**To do**.
All lines featuring the string "this" are to be listed.

[BEGIN Given data]

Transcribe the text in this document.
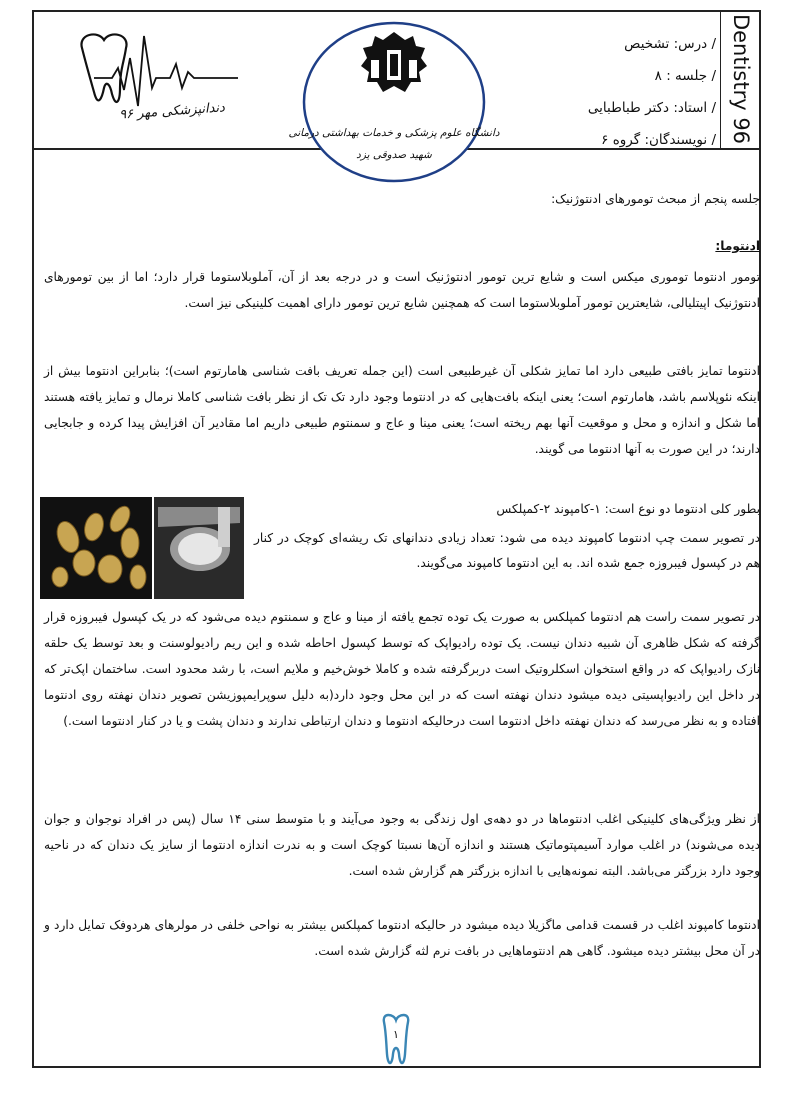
Dentistry 96
/ درس: تشخیص
/ جلسه : ۸
/ استاد: دکتر طباطبایی
/ نویسندگان: گروه ۶
دانشگاه علوم پزشکی و خدمات بهداشتی درمانی
شهید صدوقی یزد
دندانپزشکی مهر ۹۶

جلسه پنجم از مبحث تومورهای ادنتوژنیک:

ادنتوما:

تومور ادنتوما توموری میکس است و شایع ترین تومور ادنتوژنیک است و در درجه بعد از آن، آملوبلاستوما قرار دارد؛ اما از بین تومورهای ادنتوژنیک اپیتلیالی، شایعترین تومور آملوبلاستوما است که همچنین شایع ترین تومور دارای اهمیت کلینیکی نیز است.

ادنتوما تمایز بافتی طبیعی دارد اما تمایز شکلی آن غیرطبیعی است (این جمله تعریف بافت شناسی هامارتوم است)؛ بنابراین ادنتوما بیش از اینکه نئوپلاسم باشد، هامارتوم است؛ یعنی اینکه بافت‌هایی که در ادنتوما وجود دارد تک تک از نظر بافت شناسی کاملا نرمال و تمایز یافته هستند اما شکل و اندازه و محل و موقعیت آنها بهم ریخته است؛ یعنی مینا و عاج و سمنتوم طبیعی داریم اما مقادیر آن افزایش پیدا کرده و جابجایی دارند؛ در این صورت به آنها ادنتوما می گویند.

بطور کلی ادنتوما دو نوع است: ۱-کامپوند ۲-کمپلکس

در تصویر سمت چپ ادنتوما کامپوند دیده می شود: تعداد زیادی دندانهای تک ریشه‌ای کوچک در کنار هم در کپسول فیبروزه جمع شده اند. به این ادنتوما کامپوند می‌گویند.

در تصویر سمت راست هم ادنتوما کمپلکس به صورت یک توده تجمع یافته از مینا و عاج و سمنتوم دیده می‌شود که در یک کپسول فیبروزه قرار گرفته که شکل ظاهری آن شبیه دندان نیست. یک توده رادیواپک که توسط کپسول احاطه شده و این ریم رادیولوسنت و بعد توسط یک حلقه نازک رادیواپک که در واقع استخوان اسکلروتیک است دربرگرفته شده و کاملا خوش‌خیم و ملایم است، با رشد محدود است. ساختمان اپک‌تر که در داخل این رادیواپسیتی دیده میشود دندان نهفته است که در این محل وجود دارد(به دلیل سوپرایمپوزیشن تصویر دندان نهفته روی ادنتوما افتاده و به نظر می‌رسد که دندان نهفته داخل ادنتوما است درحالیکه ادنتوما و دندان ارتباطی ندارند و دندان پشت و یا در کنار ادنتوما است.)

از نظر ویژگی‌های کلینیکی اغلب ادنتوماها در دو دهه‌ی اول زندگی به وجود می‌آیند و با متوسط سنی ۱۴ سال (پس در افراد نوجوان و جوان دیده می‌شوند) در اغلب موارد آسیمپتوماتیک هستند و اندازه آن‌ها نسبتا کوچک است و به ندرت اندازه ادنتوما از سایز یک دندان که در ناحیه وجود دارد بزرگتر می‌باشد. البته نمونه‌هایی با اندازه بزرگتر هم گزارش شده است.

ادنتوما کامپوند اغلب در قسمت قدامی ماگزیلا دیده میشود در حالیکه ادنتوما کمپلکس بیشتر به نواحی خلفی در مولرهای هردوفک تمایل دارد و در آن محل بیشتر دیده میشود. گاهی هم ادنتوماهایی در بافت نرم لثه گزارش شده است.

۱
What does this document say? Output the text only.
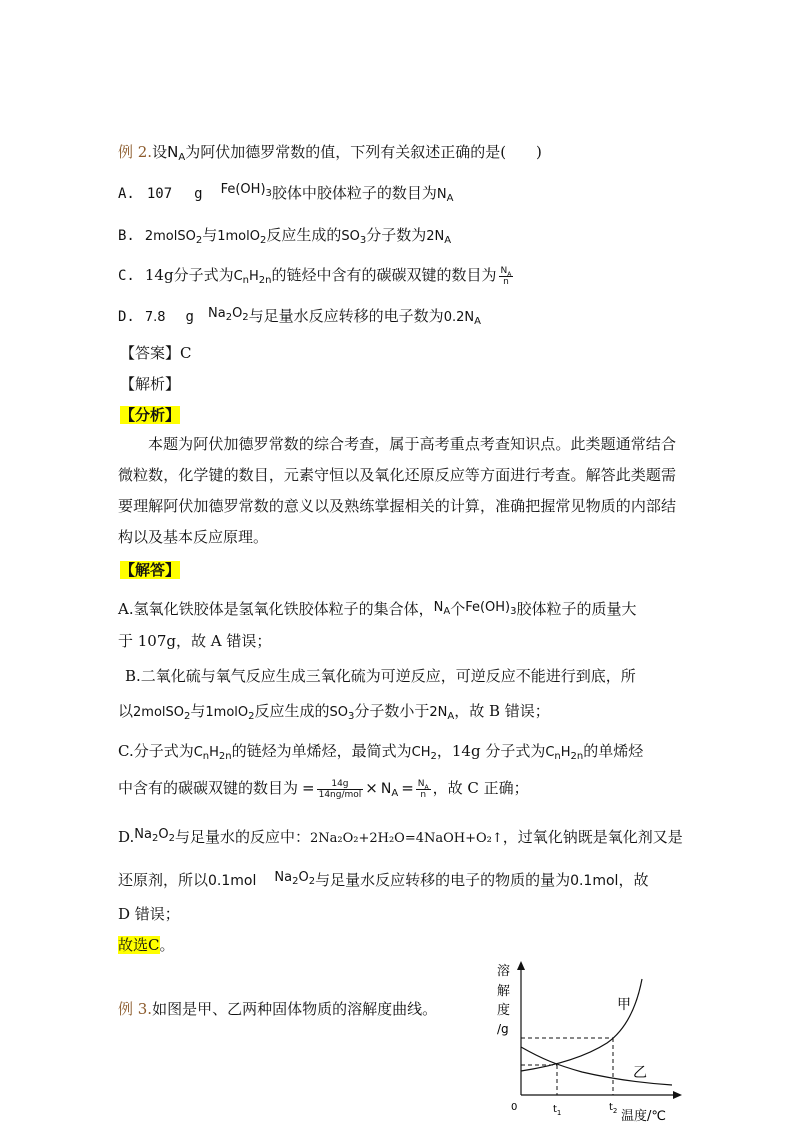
例 2.设$N_A$为阿伏加德罗常数的值，下列有关叙述正确的是( )
A. 107 g $Fe(OH)_3$胶体中胶体粒子的数目为$N_A$
B. 2molSO$_2$与1molO$_2$反应生成的$SO_3$分子数为$2N_A$
C. 14g分子式为$C_nH_{2n}$的链烃中含有的碳碳双键的数目为 $\frac{N_A}{n}$
D. 7.8 g $Na_2O_2$与足量水反应转移的电子数为$0.2N_A$
【答案】C
【解析】
【分析】
本题为阿伏加德罗常数的综合考查，属于高考重点考查知识点。此类题通常结合微粒数，化学键的数目，元素守恒以及氧化还原反应等方面进行考查。解答此类题需要理解阿伏加德罗常数的意义以及熟练掌握相关的计算，准确把握常见物质的内部结构以及基本反应原理。
【解答】
A.氢氧化铁胶体是氢氧化铁胶体粒子的集合体，$N_A$个$Fe(OH)_3$胶体粒子的质量大
于 107g，故 A 错误；
B.二氧化硫与氧气反应生成三氧化硫为可逆反应，可逆反应不能进行到底，所
以2molSO$_2$与1molO$_2$反应生成的$SO_3$分子数小于$2N_A$，故 B 错误；
C.分子式为$C_nH_{2n}$的链烃为单烯烃，最简式为$CH_2$，14g 分子式为$C_nH_{2n}$的单烯烃
中含有的碳碳双键的数目为 = $\frac{14g}{\text{14ng/mol}} \times N_A = \frac{N_A}{n}$ ，故 C 正确；
$D.Na_2O_2$与足量水的反应中：2Na₂O₂+2H₂O=4NaOH+O₂↑，过氧化钠既是氧化剂又是
还原剂，所以0.1mol $Na_2O_2$与足量水反应转移的电子的物质的量为0.1mol，故
D 错误；
故选C。
例 3.如图是甲、乙两种固体物质的溶解度曲线。
溶
解
度
/g
甲
乙
0	$t_1$	$t_2$ 温度/℃
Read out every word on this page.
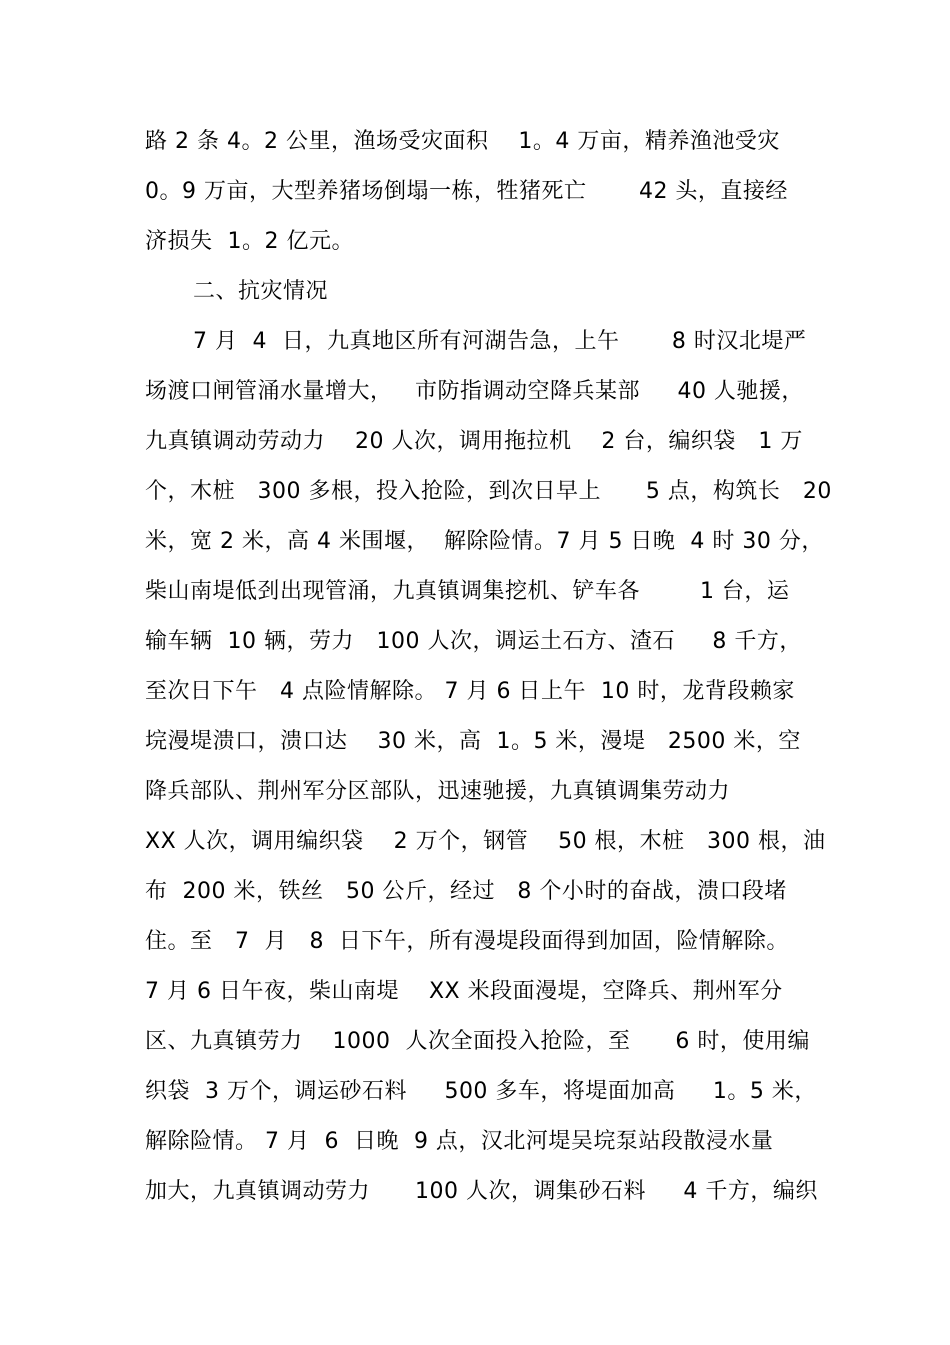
路 2 条 4。2 公里，渔场受灾面积    1。4 万亩，精养渔池受灾
0。9 万亩，大型养猪场倒塌一栋，牲猪死亡       42 头，直接经
济损失  1。2 亿元。
二、抗灾情况
7 月  4  日，九真地区所有河湖告急，上午       8 时汉北堤严
场渡口闸管涌水量增大，   市防指调动空降兵某部     40 人驰援，
九真镇调动劳动力    20 人次，调用拖拉机    2 台，编织袋   1 万
个，木桩   300 多根，投入抢险，到次日早上      5 点，构筑长   20
米，宽 2 米，高 4 米围堰，  解除险情。7 月 5 日晚  4 时 30 分，
柴山南堤低刭出现管涌，九真镇调集挖机、铲车各        1 台，运
输车辆  10 辆，劳力   100 人次，调运土石方、渣石     8 千方，
至次日下午   4 点险情解除。 7 月 6 日上午  10 时，龙背段赖家
垸漫堤溃口，溃口达    30 米，高  1。5 米，漫堤   2500 米，空
降兵部队、荆州军分区部队，迅速驰援，九真镇调集劳动力
XX 人次，调用编织袋    2 万个，钢管    50 根，木桩   300 根，油
布  200 米，铁丝   50 公斤，经过   8 个小时的奋战，溃口段堵
住。至   7  月   8  日下午，所有漫堤段面得到加固，险情解除。
7 月 6 日午夜，柴山南堤    XX 米段面漫堤，空降兵、荆州军分
区、九真镇劳力    1000  人次全面投入抢险，至      6 时，使用编
织袋  3 万个，调运砂石料     500 多车，将堤面加高     1。5 米，
解除险情。 7 月  6  日晚  9 点，汉北河堤吴垸泵站段散浸水量
加大，九真镇调动劳力      100 人次，调集砂石料     4 千方，编织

[END Given data]

**Response below**.
Transcribe the text in this document.
What does this document say? Output the text only.
Read out every word on this page.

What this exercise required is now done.